What is asked:
Reproduce the data exactly.

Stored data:
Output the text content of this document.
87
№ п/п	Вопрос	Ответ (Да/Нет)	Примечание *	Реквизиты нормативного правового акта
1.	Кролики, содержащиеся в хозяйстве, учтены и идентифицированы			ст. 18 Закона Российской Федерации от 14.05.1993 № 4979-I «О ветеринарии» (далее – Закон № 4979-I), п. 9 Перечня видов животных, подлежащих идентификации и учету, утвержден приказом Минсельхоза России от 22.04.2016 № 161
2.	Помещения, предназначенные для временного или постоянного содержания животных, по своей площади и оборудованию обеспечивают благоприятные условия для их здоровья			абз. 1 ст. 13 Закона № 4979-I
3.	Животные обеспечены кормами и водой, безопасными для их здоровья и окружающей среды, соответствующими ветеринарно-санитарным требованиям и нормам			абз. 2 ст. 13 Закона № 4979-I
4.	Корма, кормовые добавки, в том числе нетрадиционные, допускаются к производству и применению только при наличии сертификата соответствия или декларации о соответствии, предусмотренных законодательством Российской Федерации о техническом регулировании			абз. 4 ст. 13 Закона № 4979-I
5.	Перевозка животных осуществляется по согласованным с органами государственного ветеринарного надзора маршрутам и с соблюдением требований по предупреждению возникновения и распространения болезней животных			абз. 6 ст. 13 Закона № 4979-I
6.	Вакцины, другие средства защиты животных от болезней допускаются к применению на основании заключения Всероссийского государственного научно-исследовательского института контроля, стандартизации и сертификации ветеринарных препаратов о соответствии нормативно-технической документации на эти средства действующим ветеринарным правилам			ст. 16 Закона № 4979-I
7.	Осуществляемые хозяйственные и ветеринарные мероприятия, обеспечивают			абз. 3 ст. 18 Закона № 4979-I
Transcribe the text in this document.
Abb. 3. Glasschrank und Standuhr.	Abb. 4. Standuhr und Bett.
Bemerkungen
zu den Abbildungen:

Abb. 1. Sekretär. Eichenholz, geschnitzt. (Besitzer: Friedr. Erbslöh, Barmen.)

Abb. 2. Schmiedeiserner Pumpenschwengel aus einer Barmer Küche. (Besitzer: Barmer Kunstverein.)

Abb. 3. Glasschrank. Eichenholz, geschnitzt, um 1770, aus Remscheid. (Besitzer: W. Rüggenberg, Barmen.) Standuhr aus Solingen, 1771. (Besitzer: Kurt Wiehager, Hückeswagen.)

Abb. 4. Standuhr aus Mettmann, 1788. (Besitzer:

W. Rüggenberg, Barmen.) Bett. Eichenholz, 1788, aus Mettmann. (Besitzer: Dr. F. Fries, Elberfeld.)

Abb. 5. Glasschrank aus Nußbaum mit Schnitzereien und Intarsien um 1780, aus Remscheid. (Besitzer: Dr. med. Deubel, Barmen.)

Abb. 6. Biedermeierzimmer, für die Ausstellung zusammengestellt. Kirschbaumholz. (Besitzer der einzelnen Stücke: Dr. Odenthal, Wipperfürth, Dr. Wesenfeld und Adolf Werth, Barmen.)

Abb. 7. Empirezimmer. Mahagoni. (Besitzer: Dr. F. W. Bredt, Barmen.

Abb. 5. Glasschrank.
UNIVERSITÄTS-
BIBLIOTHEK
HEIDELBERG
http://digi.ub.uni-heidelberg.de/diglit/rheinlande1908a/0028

Result below:
Output the text content of this document.
87
№ п/п	Вопрос	Ответ (Да/Нет)	Примечание *	Реквизиты нормативного правового акта
1.	Кролики, содержащиеся в хозяйстве, учтены и идентифицированы			ст. 18 Закона Российской Федерации от 14.05.1993 № 4979-I «О ветеринарии» (далее – Закон № 4979-I), п. 9 Перечня видов животных, подлежащих идентификации и учету, утвержден приказом Минсельхоза России от 22.04.2016 № 161
2.	Помещения, предназначенные для временного или постоянного содержания животных, по своей площади и оборудованию обеспечивают благоприятные условия для их здоровья			абз. 1 ст. 13 Закона № 4979-I
3.	Животные обеспечены кормами и водой, безопасными для их здоровья и окружающей среды, соответствующими ветеринарно-санитарным требованиям и нормам			абз. 2 ст. 13 Закона № 4979-I
4.	Корма, кормовые добавки, в том числе нетрадиционные, допускаются к производству и применению только при наличии сертификата соответствия или декларации о соответствии, предусмотренных законодательством Российской Федерации о техническом регулировании			абз. 4 ст. 13 Закона № 4979-I
5.	Перевозка животных осуществляется по согласованным с органами государственного ветеринарного надзора маршрутам и с соблюдением требований по предупреждению возникновения и распространения болезней животных			абз. 6 ст. 13 Закона № 4979-I
6.	Вакцины, другие средства защиты животных от болезней допускаются к применению на основании заключения Всероссийского государственного научно-исследовательского института контроля, стандартизации и сертификации ветеринарных препаратов о соответствии нормативно-технической документации на эти средства действующим ветеринарным правилам			ст. 16 Закона № 4979-I
7.	Осуществляемые хозяйственные и ветеринарные мероприятия, обеспечивают			абз. 3 ст. 18 Закона № 4979-I
Transcribe the text in this document.
Abb. 3. Glasschrank und Standuhr.	Abb. 4. Standuhr und Bett.
Bemerkungen
zu den Abbildungen:

Abb. 1. Sekretär. Eichenholz, geschnitzt. (Besitzer: Friedr. Erbslöh, Barmen.)

Abb. 2. Schmiedeiserner Pumpenschwengel aus einer Barmer Küche. (Besitzer: Barmer Kunstverein.)

Abb. 3. Glasschrank. Eichenholz, geschnitzt, um 1770, aus Remscheid. (Besitzer: W. Rüggenberg, Barmen.) Standuhr aus Solingen, 1771. (Besitzer: Kurt Wiehager, Hückeswagen.)

Abb. 4. Standuhr aus Mettmann, 1788. (Besitzer:

W. Rüggenberg, Barmen.) Bett. Eichenholz, 1788, aus Mettmann. (Besitzer: Dr. F. Fries, Elberfeld.)

Abb. 5. Glasschrank aus Nußbaum mit Schnitzereien und Intarsien um 1780, aus Remscheid. (Besitzer: Dr. med. Deubel, Barmen.)

Abb. 6. Biedermeierzimmer, für die Ausstellung zusammengestellt. Kirschbaumholz. (Besitzer der einzelnen Stücke: Dr. Odenthal, Wipperfürth, Dr. Wesenfeld und Adolf Werth, Barmen.)

Abb. 7. Empirezimmer. Mahagoni. (Besitzer: Dr. F. W. Bredt, Barmen.

Abb. 5. Glasschrank.
UNIVERSITÄTS-
BIBLIOTHEK
HEIDELBERG
http://digi.ub.uni-heidelberg.de/diglit/rheinlande1908a/0028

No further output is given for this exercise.